REQUIRED WORK »
Count every line where "down" occurs. Give the total alone.

** BEGIN DATA FOR THE TASK **

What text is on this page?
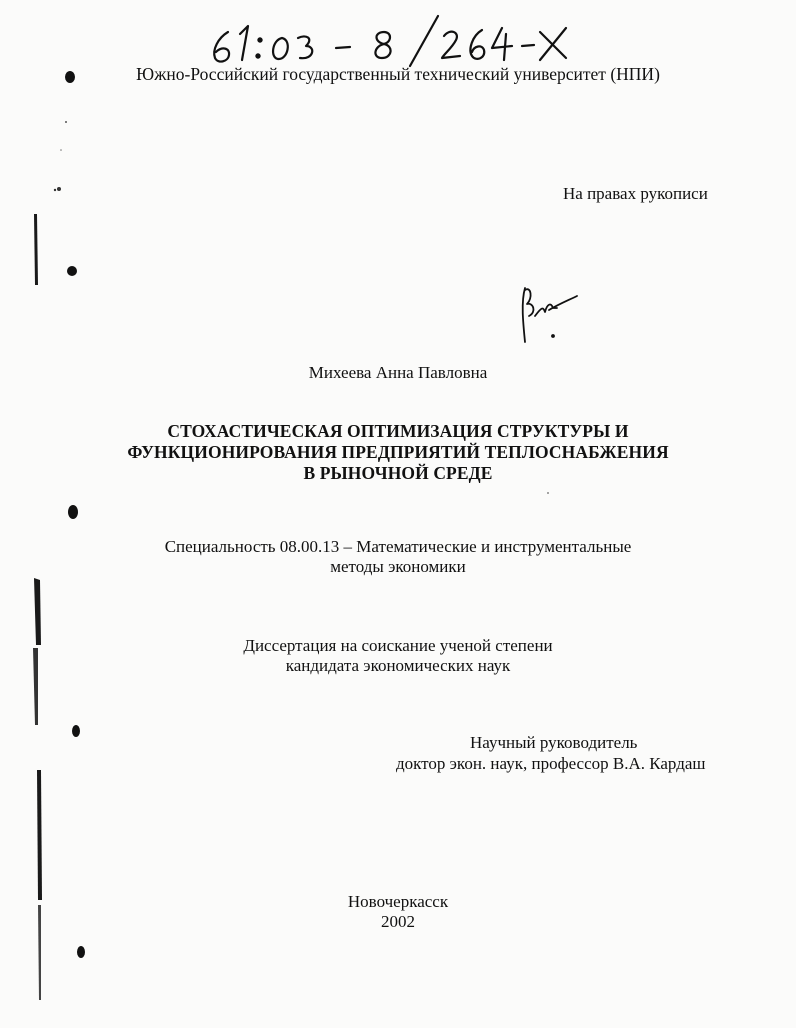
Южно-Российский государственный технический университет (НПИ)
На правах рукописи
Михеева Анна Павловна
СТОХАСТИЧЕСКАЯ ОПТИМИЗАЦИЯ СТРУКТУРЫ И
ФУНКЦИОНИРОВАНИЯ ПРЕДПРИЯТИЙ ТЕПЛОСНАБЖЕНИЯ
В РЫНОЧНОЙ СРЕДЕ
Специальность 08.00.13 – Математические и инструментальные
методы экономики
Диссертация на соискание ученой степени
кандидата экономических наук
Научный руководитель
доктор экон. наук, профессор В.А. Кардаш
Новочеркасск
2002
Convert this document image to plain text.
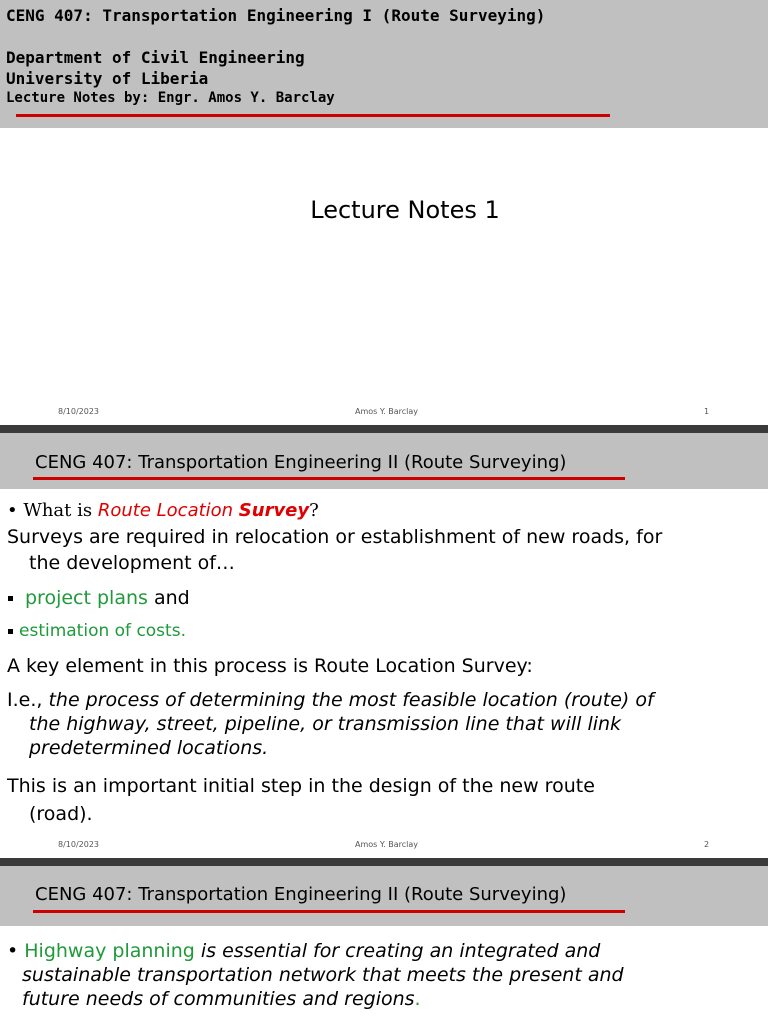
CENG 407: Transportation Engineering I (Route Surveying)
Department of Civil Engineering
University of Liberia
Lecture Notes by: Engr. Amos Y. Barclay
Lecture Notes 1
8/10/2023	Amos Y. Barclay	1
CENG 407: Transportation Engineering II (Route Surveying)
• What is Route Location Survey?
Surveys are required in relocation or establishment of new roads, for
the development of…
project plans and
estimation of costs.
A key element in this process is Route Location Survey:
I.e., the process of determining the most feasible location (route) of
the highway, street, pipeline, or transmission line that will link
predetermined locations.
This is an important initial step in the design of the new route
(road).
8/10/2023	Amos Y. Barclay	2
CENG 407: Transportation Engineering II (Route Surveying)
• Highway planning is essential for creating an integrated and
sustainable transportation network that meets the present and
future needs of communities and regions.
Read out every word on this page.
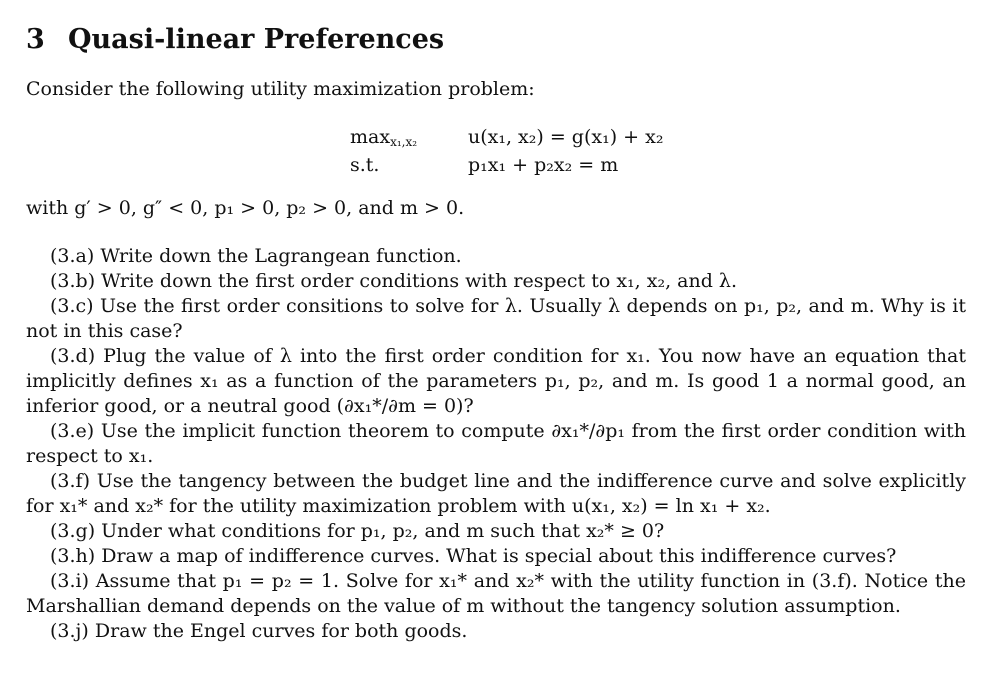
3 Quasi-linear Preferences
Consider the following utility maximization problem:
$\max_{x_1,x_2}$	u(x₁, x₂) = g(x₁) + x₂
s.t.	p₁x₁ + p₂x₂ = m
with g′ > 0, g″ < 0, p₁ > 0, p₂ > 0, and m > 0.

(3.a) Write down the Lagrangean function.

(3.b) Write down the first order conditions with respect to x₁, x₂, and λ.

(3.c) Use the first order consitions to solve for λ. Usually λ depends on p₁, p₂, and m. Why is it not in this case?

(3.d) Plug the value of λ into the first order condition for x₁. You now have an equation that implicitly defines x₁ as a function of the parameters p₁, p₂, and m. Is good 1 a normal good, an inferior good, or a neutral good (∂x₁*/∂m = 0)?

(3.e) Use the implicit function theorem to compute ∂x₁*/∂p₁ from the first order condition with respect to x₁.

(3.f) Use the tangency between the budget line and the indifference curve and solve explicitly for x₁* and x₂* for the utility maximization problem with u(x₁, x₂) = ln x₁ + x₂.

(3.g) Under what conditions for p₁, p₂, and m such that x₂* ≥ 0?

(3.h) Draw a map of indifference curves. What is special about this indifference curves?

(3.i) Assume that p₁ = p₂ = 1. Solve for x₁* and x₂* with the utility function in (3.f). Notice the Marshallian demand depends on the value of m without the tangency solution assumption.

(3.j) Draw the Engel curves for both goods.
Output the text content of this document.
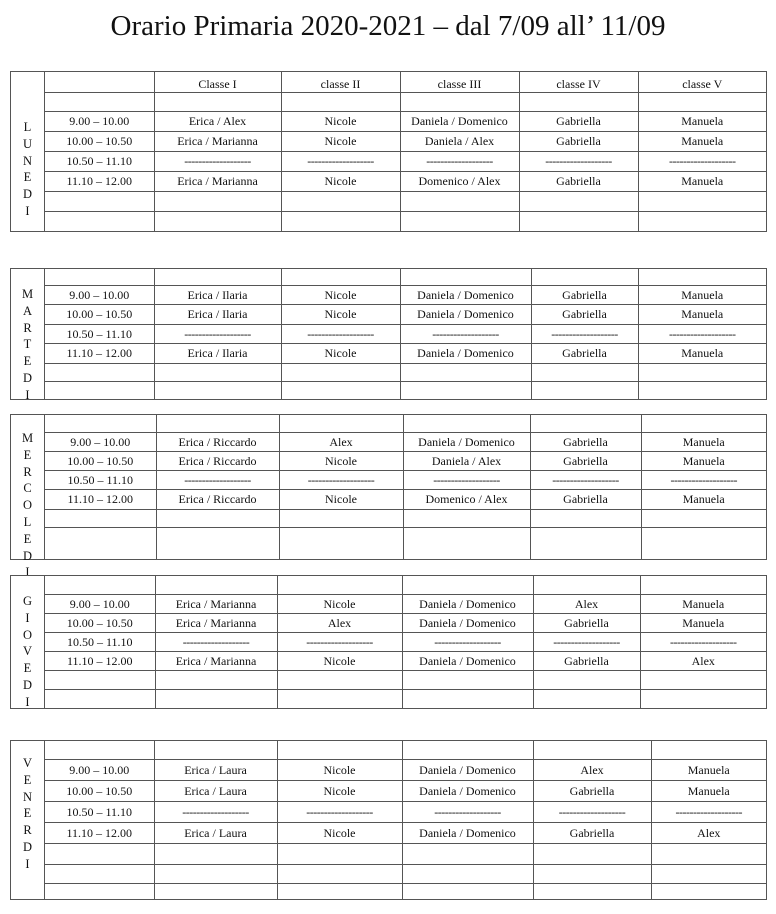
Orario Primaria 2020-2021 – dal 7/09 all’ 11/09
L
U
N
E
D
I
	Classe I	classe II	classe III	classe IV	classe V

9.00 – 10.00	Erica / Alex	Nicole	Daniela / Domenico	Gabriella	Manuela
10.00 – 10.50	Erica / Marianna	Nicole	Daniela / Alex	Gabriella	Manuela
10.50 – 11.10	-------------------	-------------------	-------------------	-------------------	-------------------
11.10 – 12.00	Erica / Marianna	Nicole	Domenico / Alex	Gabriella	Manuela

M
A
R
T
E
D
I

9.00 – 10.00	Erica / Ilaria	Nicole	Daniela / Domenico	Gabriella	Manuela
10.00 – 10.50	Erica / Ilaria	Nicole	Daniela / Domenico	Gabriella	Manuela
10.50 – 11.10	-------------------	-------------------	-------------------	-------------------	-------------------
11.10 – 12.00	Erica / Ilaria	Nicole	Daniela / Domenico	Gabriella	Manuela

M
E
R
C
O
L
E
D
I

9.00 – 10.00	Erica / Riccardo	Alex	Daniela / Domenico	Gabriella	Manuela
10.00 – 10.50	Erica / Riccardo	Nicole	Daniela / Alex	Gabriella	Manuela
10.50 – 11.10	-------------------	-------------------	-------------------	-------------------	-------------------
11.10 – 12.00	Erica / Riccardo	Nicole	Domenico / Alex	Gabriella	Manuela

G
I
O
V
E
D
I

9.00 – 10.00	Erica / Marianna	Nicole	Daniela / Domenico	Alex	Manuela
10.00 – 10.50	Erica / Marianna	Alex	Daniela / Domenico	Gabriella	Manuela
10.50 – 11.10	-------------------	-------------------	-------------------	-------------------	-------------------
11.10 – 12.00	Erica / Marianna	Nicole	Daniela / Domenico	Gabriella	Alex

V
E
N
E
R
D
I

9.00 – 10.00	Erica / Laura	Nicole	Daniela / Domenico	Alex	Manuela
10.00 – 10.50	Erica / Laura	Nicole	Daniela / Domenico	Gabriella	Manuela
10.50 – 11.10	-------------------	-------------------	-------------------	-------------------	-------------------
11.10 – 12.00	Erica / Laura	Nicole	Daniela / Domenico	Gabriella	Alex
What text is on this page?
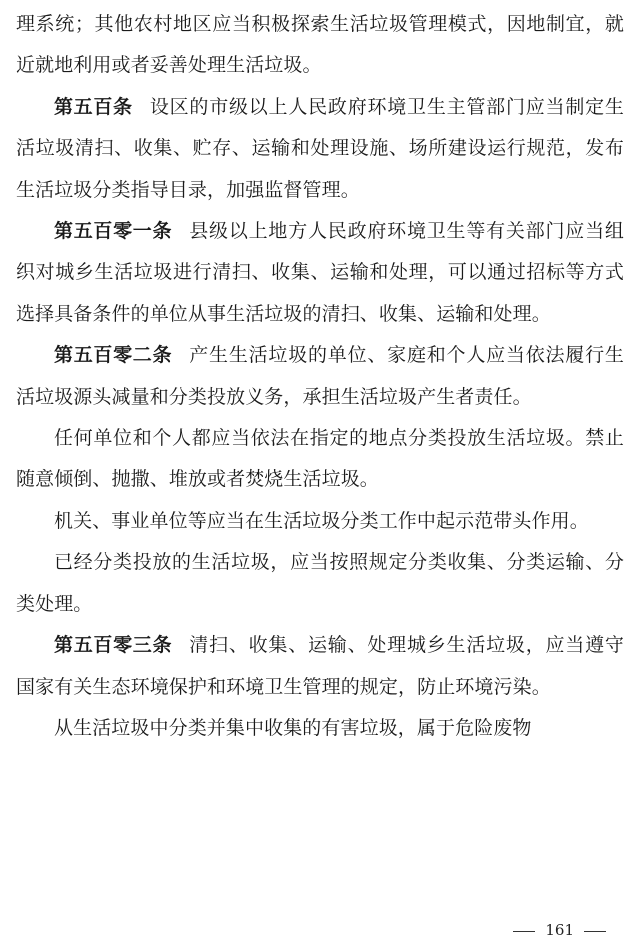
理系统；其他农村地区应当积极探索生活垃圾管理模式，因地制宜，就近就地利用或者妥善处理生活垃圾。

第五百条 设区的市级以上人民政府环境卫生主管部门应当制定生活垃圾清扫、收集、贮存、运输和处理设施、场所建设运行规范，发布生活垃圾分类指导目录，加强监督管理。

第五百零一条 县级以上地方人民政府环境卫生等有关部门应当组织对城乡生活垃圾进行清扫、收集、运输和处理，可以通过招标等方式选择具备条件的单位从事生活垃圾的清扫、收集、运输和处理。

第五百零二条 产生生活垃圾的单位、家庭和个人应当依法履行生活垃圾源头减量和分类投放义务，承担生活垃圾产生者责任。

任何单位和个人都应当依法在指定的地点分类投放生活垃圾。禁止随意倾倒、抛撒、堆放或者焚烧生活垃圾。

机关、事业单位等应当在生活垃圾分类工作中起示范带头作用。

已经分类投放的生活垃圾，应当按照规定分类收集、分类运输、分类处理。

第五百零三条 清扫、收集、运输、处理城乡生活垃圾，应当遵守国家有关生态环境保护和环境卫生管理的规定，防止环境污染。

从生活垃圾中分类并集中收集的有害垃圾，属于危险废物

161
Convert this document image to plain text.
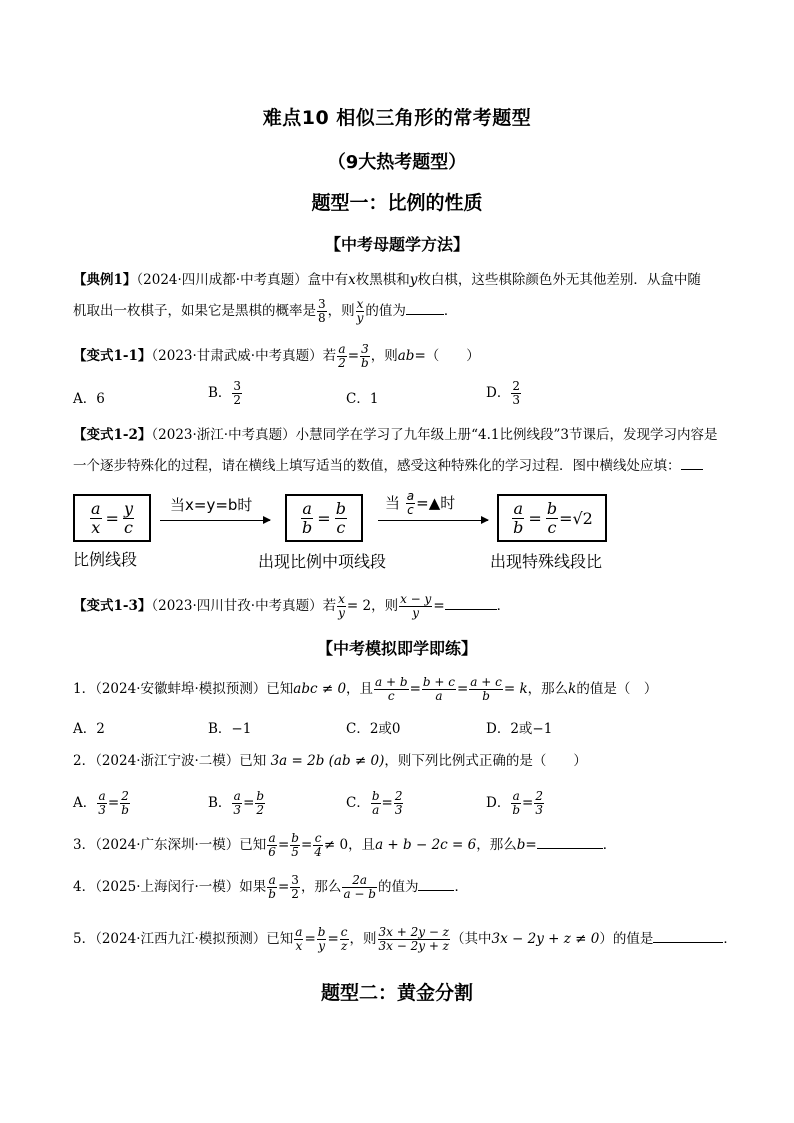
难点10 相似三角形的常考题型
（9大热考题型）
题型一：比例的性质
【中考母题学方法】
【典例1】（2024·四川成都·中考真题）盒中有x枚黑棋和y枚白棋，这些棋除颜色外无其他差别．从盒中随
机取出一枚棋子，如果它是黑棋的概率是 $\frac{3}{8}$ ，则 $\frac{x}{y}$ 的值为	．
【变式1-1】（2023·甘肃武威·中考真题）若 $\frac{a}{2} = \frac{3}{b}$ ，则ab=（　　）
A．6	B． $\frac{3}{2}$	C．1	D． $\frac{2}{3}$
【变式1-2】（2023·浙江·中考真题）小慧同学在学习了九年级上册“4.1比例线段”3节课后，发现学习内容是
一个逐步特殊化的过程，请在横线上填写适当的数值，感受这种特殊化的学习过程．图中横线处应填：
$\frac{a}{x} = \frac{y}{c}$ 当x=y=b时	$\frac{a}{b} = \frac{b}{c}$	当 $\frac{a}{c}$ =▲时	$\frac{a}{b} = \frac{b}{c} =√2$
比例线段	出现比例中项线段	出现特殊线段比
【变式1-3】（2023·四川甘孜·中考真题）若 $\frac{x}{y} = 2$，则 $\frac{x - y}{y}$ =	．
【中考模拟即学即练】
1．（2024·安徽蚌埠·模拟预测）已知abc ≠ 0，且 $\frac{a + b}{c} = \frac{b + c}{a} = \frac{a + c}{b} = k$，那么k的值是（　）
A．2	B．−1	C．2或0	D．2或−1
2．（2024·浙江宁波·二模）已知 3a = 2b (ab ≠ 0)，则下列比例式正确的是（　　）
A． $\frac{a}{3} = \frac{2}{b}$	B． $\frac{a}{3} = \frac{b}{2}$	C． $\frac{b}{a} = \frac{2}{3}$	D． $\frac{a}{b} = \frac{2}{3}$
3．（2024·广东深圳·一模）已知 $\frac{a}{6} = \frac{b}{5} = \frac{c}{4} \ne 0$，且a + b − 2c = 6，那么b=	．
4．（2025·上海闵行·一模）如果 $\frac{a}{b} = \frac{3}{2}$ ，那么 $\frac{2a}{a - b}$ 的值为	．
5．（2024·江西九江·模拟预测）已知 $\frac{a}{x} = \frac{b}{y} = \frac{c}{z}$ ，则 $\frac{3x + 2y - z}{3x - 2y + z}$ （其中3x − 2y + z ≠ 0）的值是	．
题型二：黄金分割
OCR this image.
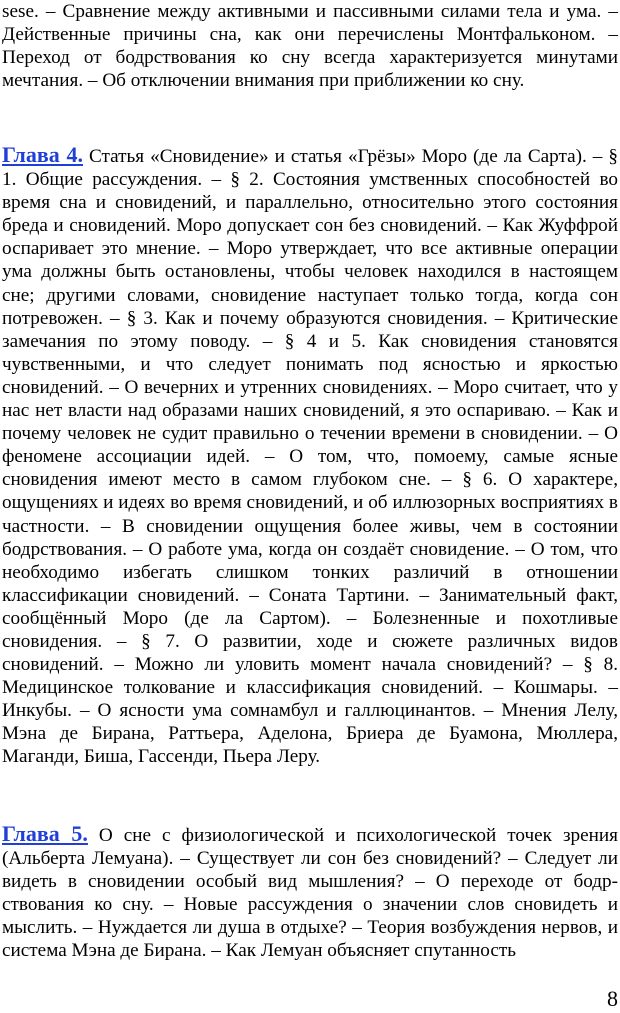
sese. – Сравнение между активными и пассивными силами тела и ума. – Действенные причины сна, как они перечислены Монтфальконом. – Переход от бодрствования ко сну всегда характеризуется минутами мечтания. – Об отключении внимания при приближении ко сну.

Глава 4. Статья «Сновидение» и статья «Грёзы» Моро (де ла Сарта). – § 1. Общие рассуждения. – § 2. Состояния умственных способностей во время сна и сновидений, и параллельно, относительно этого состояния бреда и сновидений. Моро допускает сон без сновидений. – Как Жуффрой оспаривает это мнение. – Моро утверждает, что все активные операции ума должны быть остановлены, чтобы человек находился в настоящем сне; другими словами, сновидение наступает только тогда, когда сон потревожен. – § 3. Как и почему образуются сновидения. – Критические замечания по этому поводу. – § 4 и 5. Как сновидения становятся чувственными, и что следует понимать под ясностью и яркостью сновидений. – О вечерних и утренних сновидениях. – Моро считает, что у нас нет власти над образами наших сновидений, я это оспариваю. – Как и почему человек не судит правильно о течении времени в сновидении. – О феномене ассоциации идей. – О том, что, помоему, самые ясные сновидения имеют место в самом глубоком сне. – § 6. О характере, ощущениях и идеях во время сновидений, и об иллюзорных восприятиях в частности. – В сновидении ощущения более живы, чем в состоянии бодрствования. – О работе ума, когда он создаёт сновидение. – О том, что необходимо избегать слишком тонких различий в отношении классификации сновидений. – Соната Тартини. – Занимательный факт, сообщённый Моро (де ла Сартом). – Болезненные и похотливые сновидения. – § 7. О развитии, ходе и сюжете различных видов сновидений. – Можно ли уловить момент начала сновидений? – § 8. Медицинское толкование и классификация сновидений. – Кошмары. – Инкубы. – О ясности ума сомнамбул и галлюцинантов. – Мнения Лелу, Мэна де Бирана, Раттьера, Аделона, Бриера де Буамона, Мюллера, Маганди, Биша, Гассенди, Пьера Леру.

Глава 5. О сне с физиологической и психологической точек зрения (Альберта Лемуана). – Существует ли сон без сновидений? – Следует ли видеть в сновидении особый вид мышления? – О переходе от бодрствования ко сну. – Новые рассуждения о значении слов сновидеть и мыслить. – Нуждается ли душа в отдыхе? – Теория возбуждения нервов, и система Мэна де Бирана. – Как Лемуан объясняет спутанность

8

** END DATA FOR THE TASK **

REPLY TO THE EXERCISE »
2